— start THE DATA —
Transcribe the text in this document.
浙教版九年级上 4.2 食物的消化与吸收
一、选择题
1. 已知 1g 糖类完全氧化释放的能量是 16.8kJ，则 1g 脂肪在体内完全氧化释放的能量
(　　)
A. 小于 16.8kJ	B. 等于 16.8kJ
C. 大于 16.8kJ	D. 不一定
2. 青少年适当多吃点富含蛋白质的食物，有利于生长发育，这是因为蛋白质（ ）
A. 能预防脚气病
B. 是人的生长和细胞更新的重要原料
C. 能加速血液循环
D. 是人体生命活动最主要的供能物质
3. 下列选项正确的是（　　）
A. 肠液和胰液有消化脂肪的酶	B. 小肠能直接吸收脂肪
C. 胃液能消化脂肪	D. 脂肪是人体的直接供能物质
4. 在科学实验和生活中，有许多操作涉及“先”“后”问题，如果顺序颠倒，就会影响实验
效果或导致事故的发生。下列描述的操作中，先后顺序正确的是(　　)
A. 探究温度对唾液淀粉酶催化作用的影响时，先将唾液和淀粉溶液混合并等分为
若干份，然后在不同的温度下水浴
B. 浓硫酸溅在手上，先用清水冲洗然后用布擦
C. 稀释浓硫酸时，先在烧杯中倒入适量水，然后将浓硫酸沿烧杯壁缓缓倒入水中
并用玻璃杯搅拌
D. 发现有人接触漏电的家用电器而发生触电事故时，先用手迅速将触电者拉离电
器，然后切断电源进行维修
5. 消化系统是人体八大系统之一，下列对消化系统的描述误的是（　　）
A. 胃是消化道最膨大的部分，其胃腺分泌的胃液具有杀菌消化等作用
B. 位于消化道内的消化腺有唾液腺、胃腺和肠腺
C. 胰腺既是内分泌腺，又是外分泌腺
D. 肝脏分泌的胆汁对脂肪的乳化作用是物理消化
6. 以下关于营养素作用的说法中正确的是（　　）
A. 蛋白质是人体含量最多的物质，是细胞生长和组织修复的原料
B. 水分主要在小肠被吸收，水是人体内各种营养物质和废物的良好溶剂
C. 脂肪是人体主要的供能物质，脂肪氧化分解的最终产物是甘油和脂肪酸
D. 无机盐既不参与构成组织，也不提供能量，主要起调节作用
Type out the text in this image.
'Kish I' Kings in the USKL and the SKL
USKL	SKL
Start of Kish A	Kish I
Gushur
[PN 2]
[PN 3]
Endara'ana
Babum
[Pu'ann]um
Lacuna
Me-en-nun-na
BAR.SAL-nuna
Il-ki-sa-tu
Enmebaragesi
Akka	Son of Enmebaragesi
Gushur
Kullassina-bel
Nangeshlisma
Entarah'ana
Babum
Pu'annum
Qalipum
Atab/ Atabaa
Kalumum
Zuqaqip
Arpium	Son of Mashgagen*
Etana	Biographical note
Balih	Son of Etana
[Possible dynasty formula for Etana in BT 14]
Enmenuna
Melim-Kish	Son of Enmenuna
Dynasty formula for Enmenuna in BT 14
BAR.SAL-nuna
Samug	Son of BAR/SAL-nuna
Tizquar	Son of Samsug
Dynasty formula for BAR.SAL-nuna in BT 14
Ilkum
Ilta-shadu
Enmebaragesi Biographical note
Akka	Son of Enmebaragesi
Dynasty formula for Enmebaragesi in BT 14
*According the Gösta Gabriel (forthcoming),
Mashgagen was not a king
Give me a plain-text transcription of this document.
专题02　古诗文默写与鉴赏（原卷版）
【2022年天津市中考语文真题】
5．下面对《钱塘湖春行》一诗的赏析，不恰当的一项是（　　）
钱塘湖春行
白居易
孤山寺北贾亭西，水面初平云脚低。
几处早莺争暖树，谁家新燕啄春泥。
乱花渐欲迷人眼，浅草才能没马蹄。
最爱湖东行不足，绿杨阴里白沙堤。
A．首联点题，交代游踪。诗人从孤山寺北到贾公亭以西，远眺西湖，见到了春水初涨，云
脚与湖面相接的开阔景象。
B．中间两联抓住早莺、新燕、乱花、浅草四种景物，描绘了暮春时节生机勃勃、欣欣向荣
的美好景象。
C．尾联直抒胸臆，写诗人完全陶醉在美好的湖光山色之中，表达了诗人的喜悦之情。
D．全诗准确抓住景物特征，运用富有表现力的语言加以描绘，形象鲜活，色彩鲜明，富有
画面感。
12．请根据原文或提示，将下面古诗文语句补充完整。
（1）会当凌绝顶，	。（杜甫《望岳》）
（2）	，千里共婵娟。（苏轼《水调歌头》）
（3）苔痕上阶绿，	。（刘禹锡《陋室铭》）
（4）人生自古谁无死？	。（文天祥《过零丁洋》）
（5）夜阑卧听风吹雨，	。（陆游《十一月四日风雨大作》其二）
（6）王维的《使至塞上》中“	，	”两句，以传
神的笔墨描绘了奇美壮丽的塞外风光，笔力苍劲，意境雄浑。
— end THE DATA —
Each line of the listing should be copied exactly.

Transcribe the text in this document.
浙教版九年级上 4.2 食物的消化与吸收
一、选择题
1. 已知 1g 糖类完全氧化释放的能量是 16.8kJ，则 1g 脂肪在体内完全氧化释放的能量
(　　)
A. 小于 16.8kJ	B. 等于 16.8kJ
C. 大于 16.8kJ	D. 不一定
2. 青少年适当多吃点富含蛋白质的食物，有利于生长发育，这是因为蛋白质（ ）
A. 能预防脚气病
B. 是人的生长和细胞更新的重要原料
C. 能加速血液循环
D. 是人体生命活动最主要的供能物质
3. 下列选项正确的是（　　）
A. 肠液和胰液有消化脂肪的酶	B. 小肠能直接吸收脂肪
C. 胃液能消化脂肪	D. 脂肪是人体的直接供能物质
4. 在科学实验和生活中，有许多操作涉及“先”“后”问题，如果顺序颠倒，就会影响实验
效果或导致事故的发生。下列描述的操作中，先后顺序正确的是(　　)
A. 探究温度对唾液淀粉酶催化作用的影响时，先将唾液和淀粉溶液混合并等分为
若干份，然后在不同的温度下水浴
B. 浓硫酸溅在手上，先用清水冲洗然后用布擦
C. 稀释浓硫酸时，先在烧杯中倒入适量水，然后将浓硫酸沿烧杯壁缓缓倒入水中
并用玻璃杯搅拌
D. 发现有人接触漏电的家用电器而发生触电事故时，先用手迅速将触电者拉离电
器，然后切断电源进行维修
5. 消化系统是人体八大系统之一，下列对消化系统的描述误的是（　　）
A. 胃是消化道最膨大的部分，其胃腺分泌的胃液具有杀菌消化等作用
B. 位于消化道内的消化腺有唾液腺、胃腺和肠腺
C. 胰腺既是内分泌腺，又是外分泌腺
D. 肝脏分泌的胆汁对脂肪的乳化作用是物理消化
6. 以下关于营养素作用的说法中正确的是（　　）
A. 蛋白质是人体含量最多的物质，是细胞生长和组织修复的原料
B. 水分主要在小肠被吸收，水是人体内各种营养物质和废物的良好溶剂
C. 脂肪是人体主要的供能物质，脂肪氧化分解的最终产物是甘油和脂肪酸
D. 无机盐既不参与构成组织，也不提供能量，主要起调节作用
Type out the text in this image.
'Kish I' Kings in the USKL and the SKL
USKL	SKL
Start of Kish A	Kish I
Gushur
[PN 2]
[PN 3]
Endara'ana
Babum
[Pu'ann]um
Lacuna
Me-en-nun-na
BAR.SAL-nuna
Il-ki-sa-tu
Enmebaragesi
Akka	Son of Enmebaragesi
Gushur
Kullassina-bel
Nangeshlisma
Entarah'ana
Babum
Pu'annum
Qalipum
Atab/ Atabaa
Kalumum
Zuqaqip
Arpium	Son of Mashgagen*
Etana	Biographical note
Balih	Son of Etana
[Possible dynasty formula for Etana in BT 14]
Enmenuna
Melim-Kish	Son of Enmenuna
Dynasty formula for Enmenuna in BT 14
BAR.SAL-nuna
Samug	Son of BAR/SAL-nuna
Tizquar	Son of Samsug
Dynasty formula for BAR.SAL-nuna in BT 14
Ilkum
Ilta-shadu
Enmebaragesi Biographical note
Akka	Son of Enmebaragesi
Dynasty formula for Enmebaragesi in BT 14
*According the Gösta Gabriel (forthcoming),
Mashgagen was not a king
Give me a plain-text transcription of this document.
专题02　古诗文默写与鉴赏（原卷版）
【2022年天津市中考语文真题】
5．下面对《钱塘湖春行》一诗的赏析，不恰当的一项是（　　）
钱塘湖春行
白居易
孤山寺北贾亭西，水面初平云脚低。
几处早莺争暖树，谁家新燕啄春泥。
乱花渐欲迷人眼，浅草才能没马蹄。
最爱湖东行不足，绿杨阴里白沙堤。
A．首联点题，交代游踪。诗人从孤山寺北到贾公亭以西，远眺西湖，见到了春水初涨，云
脚与湖面相接的开阔景象。
B．中间两联抓住早莺、新燕、乱花、浅草四种景物，描绘了暮春时节生机勃勃、欣欣向荣
的美好景象。
C．尾联直抒胸臆，写诗人完全陶醉在美好的湖光山色之中，表达了诗人的喜悦之情。
D．全诗准确抓住景物特征，运用富有表现力的语言加以描绘，形象鲜活，色彩鲜明，富有
画面感。
12．请根据原文或提示，将下面古诗文语句补充完整。
（1）会当凌绝顶，	。（杜甫《望岳》）
（2）	，千里共婵娟。（苏轼《水调歌头》）
（3）苔痕上阶绿，	。（刘禹锡《陋室铭》）
（4）人生自古谁无死？	。（文天祥《过零丁洋》）
（5）夜阑卧听风吹雨，	。（陆游《十一月四日风雨大作》其二）
（6）王维的《使至塞上》中“	，	”两句，以传
神的笔墨描绘了奇美壮丽的塞外风光，笔力苍劲，意境雄浑。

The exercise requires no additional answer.